_SHORT PROBLEM_: Repeat the whole listing exactly as written.

-- start TASK MATERIAL --

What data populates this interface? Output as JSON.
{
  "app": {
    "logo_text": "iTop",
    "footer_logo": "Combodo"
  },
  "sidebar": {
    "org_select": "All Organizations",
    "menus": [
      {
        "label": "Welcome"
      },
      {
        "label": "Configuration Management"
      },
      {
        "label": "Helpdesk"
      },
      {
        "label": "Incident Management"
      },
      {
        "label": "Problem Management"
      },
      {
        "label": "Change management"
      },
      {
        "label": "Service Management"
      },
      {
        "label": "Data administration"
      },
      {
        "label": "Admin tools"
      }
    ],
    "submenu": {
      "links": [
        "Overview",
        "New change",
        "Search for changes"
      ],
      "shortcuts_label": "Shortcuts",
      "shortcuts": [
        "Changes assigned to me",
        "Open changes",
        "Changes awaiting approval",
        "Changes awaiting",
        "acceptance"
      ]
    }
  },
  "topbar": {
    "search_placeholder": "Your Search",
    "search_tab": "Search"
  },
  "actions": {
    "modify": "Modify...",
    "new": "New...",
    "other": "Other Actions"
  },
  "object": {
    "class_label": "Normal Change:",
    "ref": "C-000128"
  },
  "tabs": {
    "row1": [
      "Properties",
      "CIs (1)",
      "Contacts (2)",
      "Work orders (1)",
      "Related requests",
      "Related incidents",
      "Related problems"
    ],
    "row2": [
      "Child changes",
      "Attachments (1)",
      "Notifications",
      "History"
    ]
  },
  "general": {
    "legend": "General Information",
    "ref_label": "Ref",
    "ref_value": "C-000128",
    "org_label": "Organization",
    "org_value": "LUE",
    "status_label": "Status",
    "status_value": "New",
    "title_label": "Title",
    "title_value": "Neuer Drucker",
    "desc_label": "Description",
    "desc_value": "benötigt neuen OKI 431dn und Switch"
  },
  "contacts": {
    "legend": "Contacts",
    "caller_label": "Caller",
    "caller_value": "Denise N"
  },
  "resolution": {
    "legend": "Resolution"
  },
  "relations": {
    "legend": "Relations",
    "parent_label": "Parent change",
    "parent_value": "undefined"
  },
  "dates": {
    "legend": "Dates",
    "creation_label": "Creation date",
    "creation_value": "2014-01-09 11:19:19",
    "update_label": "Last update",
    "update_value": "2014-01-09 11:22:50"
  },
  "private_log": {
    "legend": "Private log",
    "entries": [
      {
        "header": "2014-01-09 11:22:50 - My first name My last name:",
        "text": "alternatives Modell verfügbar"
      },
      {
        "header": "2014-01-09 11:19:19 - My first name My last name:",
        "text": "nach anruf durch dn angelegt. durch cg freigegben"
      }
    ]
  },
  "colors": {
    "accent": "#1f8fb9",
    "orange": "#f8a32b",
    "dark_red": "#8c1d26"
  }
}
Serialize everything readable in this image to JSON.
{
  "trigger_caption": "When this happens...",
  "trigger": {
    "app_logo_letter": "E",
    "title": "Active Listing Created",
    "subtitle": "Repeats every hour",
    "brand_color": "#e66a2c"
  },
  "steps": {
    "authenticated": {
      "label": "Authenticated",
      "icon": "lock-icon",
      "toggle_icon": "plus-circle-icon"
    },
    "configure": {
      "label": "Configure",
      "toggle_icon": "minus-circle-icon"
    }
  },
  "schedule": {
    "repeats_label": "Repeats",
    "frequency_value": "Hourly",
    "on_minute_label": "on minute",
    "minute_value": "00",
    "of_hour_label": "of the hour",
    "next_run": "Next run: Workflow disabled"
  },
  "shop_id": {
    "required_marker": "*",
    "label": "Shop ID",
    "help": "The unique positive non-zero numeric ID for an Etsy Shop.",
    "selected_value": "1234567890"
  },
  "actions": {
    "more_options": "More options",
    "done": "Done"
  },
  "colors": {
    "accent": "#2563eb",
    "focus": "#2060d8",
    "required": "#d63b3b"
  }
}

-- end TASK MATERIAL --

_EXERCISE RESPONSE_:
What data populates this interface? Output as JSON.
{
  "app": {
    "logo_text": "iTop",
    "footer_logo": "Combodo"
  },
  "sidebar": {
    "org_select": "All Organizations",
    "menus": [
      {
        "label": "Welcome"
      },
      {
        "label": "Configuration Management"
      },
      {
        "label": "Helpdesk"
      },
      {
        "label": "Incident Management"
      },
      {
        "label": "Problem Management"
      },
      {
        "label": "Change management"
      },
      {
        "label": "Service Management"
      },
      {
        "label": "Data administration"
      },
      {
        "label": "Admin tools"
      }
    ],
    "submenu": {
      "links": [
        "Overview",
        "New change",
        "Search for changes"
      ],
      "shortcuts_label": "Shortcuts",
      "shortcuts": [
        "Changes assigned to me",
        "Open changes",
        "Changes awaiting approval",
        "Changes awaiting",
        "acceptance"
      ]
    }
  },
  "topbar": {
    "search_placeholder": "Your Search",
    "search_tab": "Search"
  },
  "actions": {
    "modify": "Modify...",
    "new": "New...",
    "other": "Other Actions"
  },
  "object": {
    "class_label": "Normal Change:",
    "ref": "C-000128"
  },
  "tabs": {
    "row1": [
      "Properties",
      "CIs (1)",
      "Contacts (2)",
      "Work orders (1)",
      "Related requests",
      "Related incidents",
      "Related problems"
    ],
    "row2": [
      "Child changes",
      "Attachments (1)",
      "Notifications",
      "History"
    ]
  },
  "general": {
    "legend": "General Information",
    "ref_label": "Ref",
    "ref_value": "C-000128",
    "org_label": "Organization",
    "org_value": "LUE",
    "status_label": "Status",
    "status_value": "New",
    "title_label": "Title",
    "title_value": "Neuer Drucker",
    "desc_label": "Description",
    "desc_value": "benötigt neuen OKI 431dn und Switch"
  },
  "contacts": {
    "legend": "Contacts",
    "caller_label": "Caller",
    "caller_value": "Denise N"
  },
  "resolution": {
    "legend": "Resolution"
  },
  "relations": {
    "legend": "Relations",
    "parent_label": "Parent change",
    "parent_value": "undefined"
  },
  "dates": {
    "legend": "Dates",
    "creation_label": "Creation date",
    "creation_value": "2014-01-09 11:19:19",
    "update_label": "Last update",
    "update_value": "2014-01-09 11:22:50"
  },
  "private_log": {
    "legend": "Private log",
    "entries": [
      {
        "header": "2014-01-09 11:22:50 - My first name My last name:",
        "text": "alternatives Modell verfügbar"
      },
      {
        "header": "2014-01-09 11:19:19 - My first name My last name:",
        "text": "nach anruf durch dn angelegt. durch cg freigegben"
      }
    ]
  },
  "colors": {
    "accent": "#1f8fb9",
    "orange": "#f8a32b",
    "dark_red": "#8c1d26"
  }
}
Serialize everything readable in this image to JSON.
{
  "trigger_caption": "When this happens...",
  "trigger": {
    "app_logo_letter": "E",
    "title": "Active Listing Created",
    "subtitle": "Repeats every hour",
    "brand_color": "#e66a2c"
  },
  "steps": {
    "authenticated": {
      "label": "Authenticated",
      "icon": "lock-icon",
      "toggle_icon": "plus-circle-icon"
    },
    "configure": {
      "label": "Configure",
      "toggle_icon": "minus-circle-icon"
    }
  },
  "schedule": {
    "repeats_label": "Repeats",
    "frequency_value": "Hourly",
    "on_minute_label": "on minute",
    "minute_value": "00",
    "of_hour_label": "of the hour",
    "next_run": "Next run: Workflow disabled"
  },
  "shop_id": {
    "required_marker": "*",
    "label": "Shop ID",
    "help": "The unique positive non-zero numeric ID for an Etsy Shop.",
    "selected_value": "1234567890"
  },
  "actions": {
    "more_options": "More options",
    "done": "Done"
  },
  "colors": {
    "accent": "#2563eb",
    "focus": "#2060d8",
    "required": "#d63b3b"
  }
}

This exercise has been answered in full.